> Exercise
Return everything from the start of the items below down to the line containing "258, 2112, 698]", copying each line verbatim and including both ends.

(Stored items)
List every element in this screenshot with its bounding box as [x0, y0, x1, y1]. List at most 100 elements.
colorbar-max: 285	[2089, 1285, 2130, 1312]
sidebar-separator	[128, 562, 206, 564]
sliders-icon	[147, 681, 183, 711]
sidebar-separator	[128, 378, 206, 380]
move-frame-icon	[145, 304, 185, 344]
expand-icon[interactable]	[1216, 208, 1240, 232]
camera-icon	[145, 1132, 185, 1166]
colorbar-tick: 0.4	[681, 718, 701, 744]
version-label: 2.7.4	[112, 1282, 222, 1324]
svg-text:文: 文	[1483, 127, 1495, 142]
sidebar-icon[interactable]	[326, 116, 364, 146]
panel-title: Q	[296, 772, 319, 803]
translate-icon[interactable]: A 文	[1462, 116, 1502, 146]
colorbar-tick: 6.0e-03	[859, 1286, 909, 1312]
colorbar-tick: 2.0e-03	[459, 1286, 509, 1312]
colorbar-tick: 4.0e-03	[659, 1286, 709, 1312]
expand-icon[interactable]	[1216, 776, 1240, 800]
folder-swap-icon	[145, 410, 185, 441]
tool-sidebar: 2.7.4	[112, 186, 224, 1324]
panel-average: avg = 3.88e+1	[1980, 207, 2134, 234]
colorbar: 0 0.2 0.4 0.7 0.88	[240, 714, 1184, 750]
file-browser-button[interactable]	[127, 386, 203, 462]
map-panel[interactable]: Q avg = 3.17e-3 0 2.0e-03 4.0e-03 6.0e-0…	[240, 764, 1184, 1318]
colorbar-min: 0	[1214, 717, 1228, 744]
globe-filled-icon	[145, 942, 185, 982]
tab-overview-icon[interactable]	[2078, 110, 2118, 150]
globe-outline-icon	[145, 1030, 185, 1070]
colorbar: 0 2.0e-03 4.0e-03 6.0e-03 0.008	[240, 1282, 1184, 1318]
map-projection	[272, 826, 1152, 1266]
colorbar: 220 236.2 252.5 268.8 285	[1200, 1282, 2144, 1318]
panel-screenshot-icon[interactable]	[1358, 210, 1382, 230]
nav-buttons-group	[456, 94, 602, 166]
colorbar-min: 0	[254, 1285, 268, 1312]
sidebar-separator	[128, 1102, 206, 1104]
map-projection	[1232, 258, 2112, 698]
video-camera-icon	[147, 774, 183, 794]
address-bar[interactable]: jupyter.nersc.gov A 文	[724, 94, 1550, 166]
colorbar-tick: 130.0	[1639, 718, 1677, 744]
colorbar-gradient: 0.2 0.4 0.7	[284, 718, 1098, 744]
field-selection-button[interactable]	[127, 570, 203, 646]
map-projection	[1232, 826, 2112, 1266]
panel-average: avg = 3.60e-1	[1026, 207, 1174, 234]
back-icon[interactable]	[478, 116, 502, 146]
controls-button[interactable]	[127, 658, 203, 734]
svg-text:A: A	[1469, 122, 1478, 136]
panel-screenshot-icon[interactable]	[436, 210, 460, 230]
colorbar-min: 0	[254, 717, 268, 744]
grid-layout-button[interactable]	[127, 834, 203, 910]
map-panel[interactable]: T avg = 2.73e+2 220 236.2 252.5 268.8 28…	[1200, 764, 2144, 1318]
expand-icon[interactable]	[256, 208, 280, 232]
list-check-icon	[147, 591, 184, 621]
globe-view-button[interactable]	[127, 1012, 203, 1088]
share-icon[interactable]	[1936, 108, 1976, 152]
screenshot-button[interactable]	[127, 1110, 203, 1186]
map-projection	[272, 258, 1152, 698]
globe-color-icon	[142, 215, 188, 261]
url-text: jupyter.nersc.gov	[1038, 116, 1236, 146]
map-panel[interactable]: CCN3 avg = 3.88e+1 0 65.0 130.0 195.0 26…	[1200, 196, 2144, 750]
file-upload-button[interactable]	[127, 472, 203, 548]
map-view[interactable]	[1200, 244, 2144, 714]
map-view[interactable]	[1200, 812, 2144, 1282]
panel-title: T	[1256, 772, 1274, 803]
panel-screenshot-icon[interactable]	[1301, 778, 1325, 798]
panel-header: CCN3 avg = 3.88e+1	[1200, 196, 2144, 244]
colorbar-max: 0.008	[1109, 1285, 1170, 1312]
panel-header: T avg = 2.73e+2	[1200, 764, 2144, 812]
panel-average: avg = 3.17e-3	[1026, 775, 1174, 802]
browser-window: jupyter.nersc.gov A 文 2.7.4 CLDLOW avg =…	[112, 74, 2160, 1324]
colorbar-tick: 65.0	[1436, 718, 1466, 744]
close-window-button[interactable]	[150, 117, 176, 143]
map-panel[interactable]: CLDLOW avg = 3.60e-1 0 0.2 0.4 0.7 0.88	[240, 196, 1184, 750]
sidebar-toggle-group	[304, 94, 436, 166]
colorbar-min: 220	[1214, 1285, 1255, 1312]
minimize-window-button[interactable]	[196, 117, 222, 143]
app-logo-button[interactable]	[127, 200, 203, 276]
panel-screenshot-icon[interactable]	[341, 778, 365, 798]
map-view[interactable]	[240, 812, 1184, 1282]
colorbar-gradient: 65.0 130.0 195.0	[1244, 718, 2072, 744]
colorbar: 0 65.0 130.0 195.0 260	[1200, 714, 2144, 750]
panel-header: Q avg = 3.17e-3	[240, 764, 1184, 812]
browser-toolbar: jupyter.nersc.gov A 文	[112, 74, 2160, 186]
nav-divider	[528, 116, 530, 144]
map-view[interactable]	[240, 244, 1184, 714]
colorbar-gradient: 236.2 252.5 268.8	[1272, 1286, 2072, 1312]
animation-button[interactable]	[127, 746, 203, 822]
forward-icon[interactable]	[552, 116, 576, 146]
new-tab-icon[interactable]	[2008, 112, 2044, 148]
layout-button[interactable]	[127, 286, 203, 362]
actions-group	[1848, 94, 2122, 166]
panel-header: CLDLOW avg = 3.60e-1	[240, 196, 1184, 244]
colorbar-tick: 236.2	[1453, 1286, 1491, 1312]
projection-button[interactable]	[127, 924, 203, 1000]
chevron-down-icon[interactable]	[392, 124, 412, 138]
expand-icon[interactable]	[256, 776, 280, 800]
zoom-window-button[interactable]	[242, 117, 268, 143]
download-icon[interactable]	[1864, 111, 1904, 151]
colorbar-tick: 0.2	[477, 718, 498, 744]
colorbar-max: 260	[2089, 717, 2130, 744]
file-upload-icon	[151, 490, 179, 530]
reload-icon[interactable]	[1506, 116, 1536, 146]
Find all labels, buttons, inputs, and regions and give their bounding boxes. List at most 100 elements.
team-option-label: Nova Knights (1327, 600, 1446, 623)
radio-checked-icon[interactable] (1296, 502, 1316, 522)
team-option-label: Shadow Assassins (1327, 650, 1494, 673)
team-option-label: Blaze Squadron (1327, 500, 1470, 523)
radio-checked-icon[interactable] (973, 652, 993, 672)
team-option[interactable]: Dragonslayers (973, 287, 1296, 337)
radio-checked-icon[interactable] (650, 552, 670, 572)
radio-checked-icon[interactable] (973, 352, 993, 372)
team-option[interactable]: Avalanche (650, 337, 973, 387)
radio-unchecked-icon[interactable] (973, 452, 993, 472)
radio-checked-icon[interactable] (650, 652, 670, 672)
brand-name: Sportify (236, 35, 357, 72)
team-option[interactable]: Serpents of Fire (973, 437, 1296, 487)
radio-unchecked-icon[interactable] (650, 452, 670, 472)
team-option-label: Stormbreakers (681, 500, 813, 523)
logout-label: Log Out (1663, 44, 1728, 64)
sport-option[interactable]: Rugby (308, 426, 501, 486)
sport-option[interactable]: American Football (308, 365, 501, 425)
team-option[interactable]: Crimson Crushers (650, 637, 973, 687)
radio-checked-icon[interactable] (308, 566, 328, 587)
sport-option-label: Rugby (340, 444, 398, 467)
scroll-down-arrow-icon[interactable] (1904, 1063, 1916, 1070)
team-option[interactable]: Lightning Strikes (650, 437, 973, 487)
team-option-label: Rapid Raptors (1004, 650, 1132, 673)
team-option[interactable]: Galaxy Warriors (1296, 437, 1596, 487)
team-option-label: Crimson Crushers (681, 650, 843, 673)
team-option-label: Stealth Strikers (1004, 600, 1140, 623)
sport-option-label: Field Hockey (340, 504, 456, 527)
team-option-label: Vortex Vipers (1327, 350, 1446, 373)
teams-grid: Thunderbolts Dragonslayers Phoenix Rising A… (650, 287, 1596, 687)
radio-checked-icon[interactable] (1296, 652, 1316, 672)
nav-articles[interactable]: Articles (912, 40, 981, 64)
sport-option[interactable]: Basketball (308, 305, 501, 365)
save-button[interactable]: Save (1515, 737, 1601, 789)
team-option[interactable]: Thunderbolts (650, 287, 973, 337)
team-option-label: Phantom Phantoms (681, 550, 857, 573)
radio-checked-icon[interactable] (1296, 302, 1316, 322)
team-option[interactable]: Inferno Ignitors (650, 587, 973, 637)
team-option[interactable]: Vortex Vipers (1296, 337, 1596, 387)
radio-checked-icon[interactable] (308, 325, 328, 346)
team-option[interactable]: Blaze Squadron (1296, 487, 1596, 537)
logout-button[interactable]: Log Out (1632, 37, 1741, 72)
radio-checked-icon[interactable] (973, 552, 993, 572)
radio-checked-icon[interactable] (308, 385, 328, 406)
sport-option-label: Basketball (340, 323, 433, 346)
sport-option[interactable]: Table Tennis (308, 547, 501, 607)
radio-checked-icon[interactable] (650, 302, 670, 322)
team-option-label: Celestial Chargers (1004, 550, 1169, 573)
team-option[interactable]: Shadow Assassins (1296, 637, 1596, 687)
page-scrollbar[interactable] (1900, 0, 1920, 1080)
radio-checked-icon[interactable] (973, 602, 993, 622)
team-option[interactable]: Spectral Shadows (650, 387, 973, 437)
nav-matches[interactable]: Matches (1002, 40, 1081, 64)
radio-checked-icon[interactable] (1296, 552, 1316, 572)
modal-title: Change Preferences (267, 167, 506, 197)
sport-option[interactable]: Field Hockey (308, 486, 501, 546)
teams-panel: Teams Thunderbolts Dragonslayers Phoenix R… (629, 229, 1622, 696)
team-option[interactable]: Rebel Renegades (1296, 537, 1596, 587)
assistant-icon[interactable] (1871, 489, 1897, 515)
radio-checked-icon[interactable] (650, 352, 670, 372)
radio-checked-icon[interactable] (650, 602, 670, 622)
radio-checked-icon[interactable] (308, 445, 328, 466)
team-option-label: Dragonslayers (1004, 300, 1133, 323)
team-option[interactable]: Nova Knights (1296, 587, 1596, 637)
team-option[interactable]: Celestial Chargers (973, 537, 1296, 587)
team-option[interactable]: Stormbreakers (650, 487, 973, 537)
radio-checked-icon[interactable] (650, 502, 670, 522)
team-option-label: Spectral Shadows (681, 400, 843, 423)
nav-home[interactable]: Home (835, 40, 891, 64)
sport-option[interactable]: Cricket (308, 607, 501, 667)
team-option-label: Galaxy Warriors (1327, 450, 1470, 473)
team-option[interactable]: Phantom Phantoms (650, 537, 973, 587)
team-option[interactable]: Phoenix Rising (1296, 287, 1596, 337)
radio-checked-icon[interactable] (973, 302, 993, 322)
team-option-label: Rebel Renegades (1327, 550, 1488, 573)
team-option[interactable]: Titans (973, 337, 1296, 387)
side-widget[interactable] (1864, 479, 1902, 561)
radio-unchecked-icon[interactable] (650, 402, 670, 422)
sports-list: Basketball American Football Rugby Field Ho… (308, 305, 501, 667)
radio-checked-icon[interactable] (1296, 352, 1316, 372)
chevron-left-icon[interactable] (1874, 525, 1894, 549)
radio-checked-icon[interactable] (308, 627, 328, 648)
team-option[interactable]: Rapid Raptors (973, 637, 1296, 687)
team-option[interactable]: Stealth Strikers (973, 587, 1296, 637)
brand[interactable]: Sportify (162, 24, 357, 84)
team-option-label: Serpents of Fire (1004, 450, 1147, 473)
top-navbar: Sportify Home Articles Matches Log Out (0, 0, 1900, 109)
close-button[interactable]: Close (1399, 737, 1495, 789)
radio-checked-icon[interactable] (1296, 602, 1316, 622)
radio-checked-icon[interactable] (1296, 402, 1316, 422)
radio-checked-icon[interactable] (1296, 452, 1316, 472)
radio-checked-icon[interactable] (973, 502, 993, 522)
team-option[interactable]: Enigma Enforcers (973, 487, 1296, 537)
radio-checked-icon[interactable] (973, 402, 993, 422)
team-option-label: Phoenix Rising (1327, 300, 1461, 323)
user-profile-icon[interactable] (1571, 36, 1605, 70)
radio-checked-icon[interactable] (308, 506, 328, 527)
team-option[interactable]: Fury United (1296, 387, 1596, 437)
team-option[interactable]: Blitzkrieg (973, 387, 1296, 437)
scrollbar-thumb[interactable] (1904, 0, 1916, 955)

> Exercise response
List every element in this screenshot with its bounding box as [x0, y0, x1, y1]. List at most 100 elements.
colorbar-max: 285	[2089, 1285, 2130, 1312]
sidebar-separator	[128, 562, 206, 564]
sliders-icon	[147, 681, 183, 711]
sidebar-separator	[128, 378, 206, 380]
move-frame-icon	[145, 304, 185, 344]
expand-icon[interactable]	[1216, 208, 1240, 232]
camera-icon	[145, 1132, 185, 1166]
colorbar-tick: 0.4	[681, 718, 701, 744]
version-label: 2.7.4	[112, 1282, 222, 1324]
svg-text:文: 文	[1483, 127, 1495, 142]
sidebar-icon[interactable]	[326, 116, 364, 146]
panel-title: Q	[296, 772, 319, 803]
translate-icon[interactable]: A 文	[1462, 116, 1502, 146]
colorbar-tick: 6.0e-03	[859, 1286, 909, 1312]
colorbar-tick: 2.0e-03	[459, 1286, 509, 1312]
colorbar-tick: 4.0e-03	[659, 1286, 709, 1312]
expand-icon[interactable]	[1216, 776, 1240, 800]
folder-swap-icon	[145, 410, 185, 441]
tool-sidebar: 2.7.4	[112, 186, 224, 1324]
panel-average: avg = 3.88e+1	[1980, 207, 2134, 234]
colorbar: 0 0.2 0.4 0.7 0.88	[240, 714, 1184, 750]
file-browser-button[interactable]	[127, 386, 203, 462]
map-panel[interactable]: Q avg = 3.17e-3 0 2.0e-03 4.0e-03 6.0e-0…	[240, 764, 1184, 1318]
colorbar-min: 0	[1214, 717, 1228, 744]
globe-filled-icon	[145, 942, 185, 982]
tab-overview-icon[interactable]	[2078, 110, 2118, 150]
globe-outline-icon	[145, 1030, 185, 1070]
colorbar: 0 2.0e-03 4.0e-03 6.0e-03 0.008	[240, 1282, 1184, 1318]
map-projection	[272, 826, 1152, 1266]
colorbar: 220 236.2 252.5 268.8 285	[1200, 1282, 2144, 1318]
panel-screenshot-icon[interactable]	[1358, 210, 1382, 230]
nav-buttons-group	[456, 94, 602, 166]
colorbar-min: 0	[254, 1285, 268, 1312]
sidebar-separator	[128, 1102, 206, 1104]
map-projection	[1232, 258, 2112, 698]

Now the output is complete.